02
Oct
06

Diary of Pittsburgh Part 4

This blog was originally posted on MySpace.

10/2/06

Today was day two of the “viewings”  There were a total of four of them and tomorrow is the funeral.  It is a Catholic Mass funeral.  So the whole hurrah.  I am really nervous.

I don’t know if I mentioned it, but I am not the kind of person that can cry in public.  At least I feel weak if I do.  Yesterday I had a good cry at the funeral home and of course had to run outside and hide to have it.  I felt like a moron.  Why did I?  Who knows.  Everyone cries.  It is perfectly natural.  Especially in a situation like this.  But I still felt the need to run and hide.  Do any of you do this or is it just me?

Today I did so much better though.  I think I am a little bit numb.  Today nothing seemed to phase me.  I didn’t feel.  I didn’t feel happy, sad or indifferent.  Is this my bodies way of putting up a shield?  To protect me from the sadness?

Did anyone actually read my other blogs?  I didn’t get any comments and I was sad about it today.  It shows that I had 153 views today but no one said anything?  Whats up with that?  I know I said that I didn’t care if you commented, but I lied.  Not that I want kudos or any shit like that.  I just want someone to tell me how they did it.  Opal, you were a champ and your comment touched me to the core.

> [Records]:
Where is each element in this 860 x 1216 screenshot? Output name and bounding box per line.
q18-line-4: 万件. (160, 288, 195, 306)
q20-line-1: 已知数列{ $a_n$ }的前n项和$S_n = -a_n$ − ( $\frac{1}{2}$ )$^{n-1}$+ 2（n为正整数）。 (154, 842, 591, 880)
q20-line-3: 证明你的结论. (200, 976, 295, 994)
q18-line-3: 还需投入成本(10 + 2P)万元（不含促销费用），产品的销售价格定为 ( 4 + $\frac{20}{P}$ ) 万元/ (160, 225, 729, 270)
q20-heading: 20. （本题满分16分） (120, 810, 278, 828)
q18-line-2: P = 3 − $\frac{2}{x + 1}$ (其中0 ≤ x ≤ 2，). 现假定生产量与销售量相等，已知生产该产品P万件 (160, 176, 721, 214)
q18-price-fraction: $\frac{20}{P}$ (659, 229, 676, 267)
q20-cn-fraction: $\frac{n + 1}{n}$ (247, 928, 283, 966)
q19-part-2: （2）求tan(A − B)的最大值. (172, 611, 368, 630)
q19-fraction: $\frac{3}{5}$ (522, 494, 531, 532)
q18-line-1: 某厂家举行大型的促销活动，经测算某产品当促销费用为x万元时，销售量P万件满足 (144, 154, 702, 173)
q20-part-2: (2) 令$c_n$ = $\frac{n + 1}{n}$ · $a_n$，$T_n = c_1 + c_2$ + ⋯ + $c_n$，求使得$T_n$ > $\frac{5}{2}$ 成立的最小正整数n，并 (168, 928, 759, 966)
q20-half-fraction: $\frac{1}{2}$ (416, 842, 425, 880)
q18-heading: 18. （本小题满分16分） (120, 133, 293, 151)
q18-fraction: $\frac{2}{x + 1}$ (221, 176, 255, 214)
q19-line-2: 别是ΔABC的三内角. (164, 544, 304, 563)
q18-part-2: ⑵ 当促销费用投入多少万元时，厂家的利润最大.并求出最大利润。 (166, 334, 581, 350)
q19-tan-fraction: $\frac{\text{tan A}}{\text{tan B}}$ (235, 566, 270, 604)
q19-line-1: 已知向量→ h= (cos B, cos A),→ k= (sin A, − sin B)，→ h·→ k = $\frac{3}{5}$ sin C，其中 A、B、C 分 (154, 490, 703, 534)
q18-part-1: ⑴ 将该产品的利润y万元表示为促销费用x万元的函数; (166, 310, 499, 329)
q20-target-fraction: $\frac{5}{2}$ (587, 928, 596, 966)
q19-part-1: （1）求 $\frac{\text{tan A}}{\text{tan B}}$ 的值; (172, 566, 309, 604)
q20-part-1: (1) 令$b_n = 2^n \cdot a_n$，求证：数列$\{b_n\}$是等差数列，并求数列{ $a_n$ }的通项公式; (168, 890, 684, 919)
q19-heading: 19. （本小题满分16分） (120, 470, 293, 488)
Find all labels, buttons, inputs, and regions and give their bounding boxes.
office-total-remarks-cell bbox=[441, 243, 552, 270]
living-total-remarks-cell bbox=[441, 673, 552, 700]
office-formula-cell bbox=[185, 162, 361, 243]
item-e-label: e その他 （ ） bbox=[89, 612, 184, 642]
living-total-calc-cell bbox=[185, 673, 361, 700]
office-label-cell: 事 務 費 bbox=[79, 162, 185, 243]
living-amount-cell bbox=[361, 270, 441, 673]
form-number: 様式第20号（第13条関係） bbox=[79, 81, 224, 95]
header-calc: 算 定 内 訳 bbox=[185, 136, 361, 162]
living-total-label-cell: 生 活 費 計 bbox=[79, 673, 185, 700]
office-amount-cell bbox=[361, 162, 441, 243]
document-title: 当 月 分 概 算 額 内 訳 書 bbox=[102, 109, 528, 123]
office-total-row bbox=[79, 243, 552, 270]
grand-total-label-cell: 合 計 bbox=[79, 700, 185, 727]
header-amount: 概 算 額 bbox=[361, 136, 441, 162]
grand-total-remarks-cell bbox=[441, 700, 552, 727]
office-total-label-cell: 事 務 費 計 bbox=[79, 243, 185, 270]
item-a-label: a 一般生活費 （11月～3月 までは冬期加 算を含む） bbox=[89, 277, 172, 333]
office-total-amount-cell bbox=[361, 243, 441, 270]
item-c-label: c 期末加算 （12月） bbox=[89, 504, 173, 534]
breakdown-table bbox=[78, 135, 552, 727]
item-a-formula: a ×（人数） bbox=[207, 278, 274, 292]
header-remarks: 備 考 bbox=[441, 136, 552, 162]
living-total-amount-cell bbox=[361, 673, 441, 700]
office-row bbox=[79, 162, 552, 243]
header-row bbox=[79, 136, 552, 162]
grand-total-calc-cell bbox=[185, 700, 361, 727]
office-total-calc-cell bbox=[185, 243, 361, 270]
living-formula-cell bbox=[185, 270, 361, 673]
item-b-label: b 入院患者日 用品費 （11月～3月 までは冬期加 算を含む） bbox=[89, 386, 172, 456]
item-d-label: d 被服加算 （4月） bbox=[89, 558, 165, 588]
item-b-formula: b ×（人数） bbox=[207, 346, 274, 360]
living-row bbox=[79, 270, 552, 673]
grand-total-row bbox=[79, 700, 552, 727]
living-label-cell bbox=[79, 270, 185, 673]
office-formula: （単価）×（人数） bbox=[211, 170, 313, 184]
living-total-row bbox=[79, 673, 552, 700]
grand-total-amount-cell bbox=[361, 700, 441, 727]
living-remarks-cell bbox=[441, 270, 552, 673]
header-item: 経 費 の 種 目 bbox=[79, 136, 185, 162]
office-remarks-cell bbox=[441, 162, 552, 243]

> [Tasks]:
1) The Pittsburgh diary entry names the feelings its writer says were absent on day two of the viewings. List each of them.
2) Reproduce word for word the passage of the Pittsburgh diary entry that opens with the words containing "This blog was" and closes with "am really nervous.".
3) Write the next part of the Pittsburgh diary entry, picking up after its final sentence.

> [The replies]:
1) Happy, sad, indifferent

2)
This blog was originally posted on MySpace.

10/2/06

Today was day two of the “viewings”  There were a total of four of them and tomorrow is the funeral.  It is a Catholic Mass funeral.  So the whole hurrah.  I am really nervous.

3)
To everyone else… If you have time will you read my blogs and tell me if anything I am feeling or going thru relates to your life?  Please?  I think I just need to know that I am being heard.  I can’t really talk about this with anyone here because we are all going thru this together.  I need an outside perspective.  So please, if you can comment on my other blogs and maybe open a bit of a discussion, I would be in your debt.  Truly.

I am so scared about tomorrow.  I just don’t know how I am going to deal with it.  I am the type of person that needs to be in control of a situation or I kinda freak out.  I am NOT in control of this one.  I am so scared that I will cry or break down or god forbid cry so hard I force myself into an asthma attack.  I just want to be strong and helpful to everyone involved with this right now.  And more than anything I feel like a shitty wife.  My father in law came up to me yesterday and asked me how I was doing.  When I started to reply he told me that my husband had already informed him that I was doing very poorly.  Gee thanks Hus.  Like I didn’t feel like a pussy enough, you had to tell your Dad all about it.  Ugh.  I am not mad or anything but like I said, it just makes me feel weak.  I hate to feel weak and hate even more anyone thinking that I am weak.

My brother in law is a police officer here in Pittsburgh and is going to be leading the processional in a marked police car tomorrow.  I could not be more proud of the family I married into.  This is just one of the many amazing gifts of kindness that I have seen over the last two days.  This family has amazing hearts.  I am truly blessed to be a part of it.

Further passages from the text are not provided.